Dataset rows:

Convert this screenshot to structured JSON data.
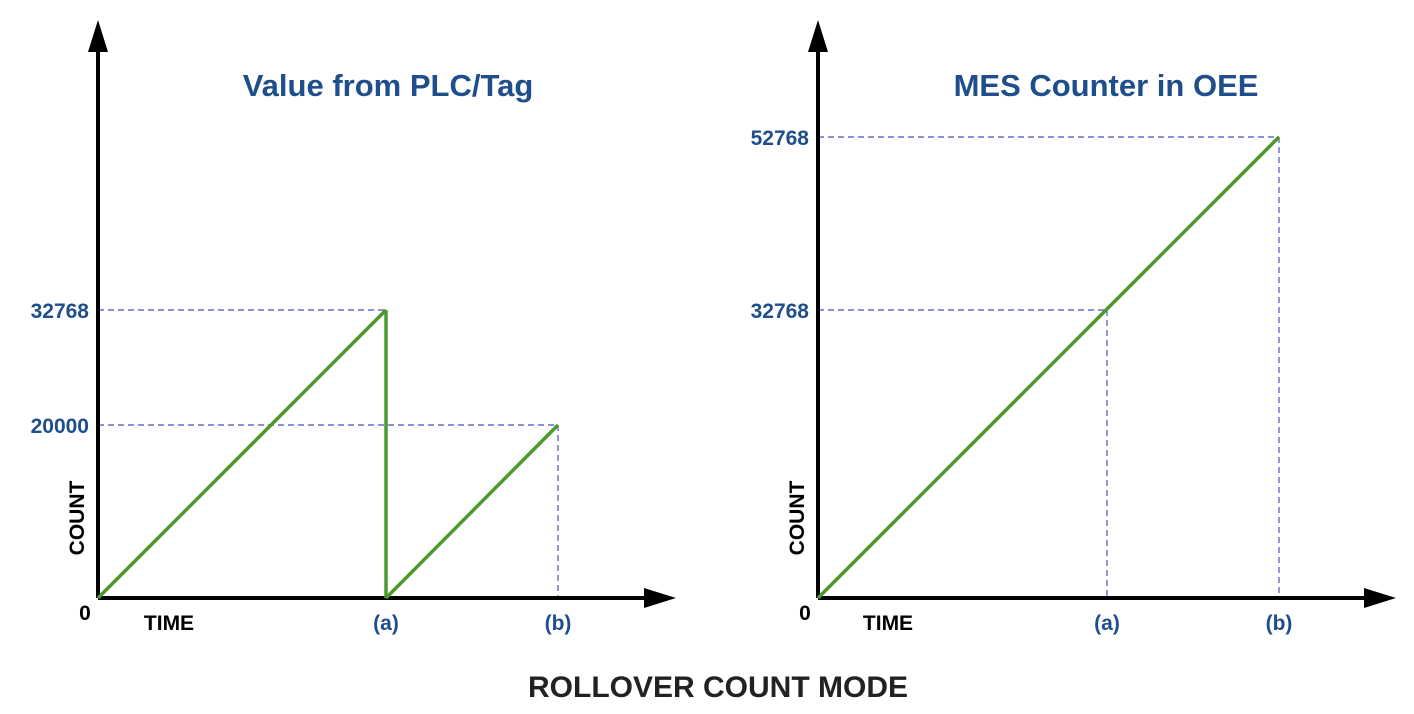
{
  "caption": "ROLLOVER COUNT MODE",
  "colors": {
    "title": "#1f4e8c",
    "tick": "#1f4e8c",
    "series": "#4a9a2e",
    "guide": "#6a6ac8",
    "axis": "#000000"
  },
  "chart_data": [
    {
      "type": "line",
      "title": "Value from PLC/Tag",
      "xlabel": "TIME",
      "ylabel": "COUNT",
      "origin_label": "0",
      "x_marks": [
        "(a)",
        "(b)"
      ],
      "y_marks": [
        "32768",
        "20000"
      ],
      "series": [
        {
          "x": [
            "0",
            "(a)",
            "(a)",
            "(b)"
          ],
          "y": [
            0,
            32768,
            0,
            20000
          ]
        }
      ]
    },
    {
      "type": "line",
      "title": "MES Counter in OEE",
      "xlabel": "TIME",
      "ylabel": "COUNT",
      "origin_label": "0",
      "x_marks": [
        "(a)",
        "(b)"
      ],
      "y_marks": [
        "52768",
        "32768"
      ],
      "series": [
        {
          "x": [
            "0",
            "(a)",
            "(b)"
          ],
          "y": [
            0,
            32768,
            52768
          ]
        }
      ]
    }
  ]
}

- **Objective**: Strip the images and reproduce the remaining records precisely.

- **Written response**:
Convert this screenshot to structured JSON data.
{
  "caption": "ROLLOVER COUNT MODE",
  "colors": {
    "title": "#1f4e8c",
    "tick": "#1f4e8c",
    "series": "#4a9a2e",
    "guide": "#6a6ac8",
    "axis": "#000000"
  },
  "chart_data": [
    {
      "type": "line",
      "title": "Value from PLC/Tag",
      "xlabel": "TIME",
      "ylabel": "COUNT",
      "origin_label": "0",
      "x_marks": [
        "(a)",
        "(b)"
      ],
      "y_marks": [
        "32768",
        "20000"
      ],
      "series": [
        {
          "x": [
            "0",
            "(a)",
            "(a)",
            "(b)"
          ],
          "y": [
            0,
            32768,
            0,
            20000
          ]
        }
      ]
    },
    {
      "type": "line",
      "title": "MES Counter in OEE",
      "xlabel": "TIME",
      "ylabel": "COUNT",
      "origin_label": "0",
      "x_marks": [
        "(a)",
        "(b)"
      ],
      "y_marks": [
        "52768",
        "32768"
      ],
      "series": [
        {
          "x": [
            "0",
            "(a)",
            "(b)"
          ],
          "y": [
            0,
            32768,
            52768
          ]
        }
      ]
    }
  ]
}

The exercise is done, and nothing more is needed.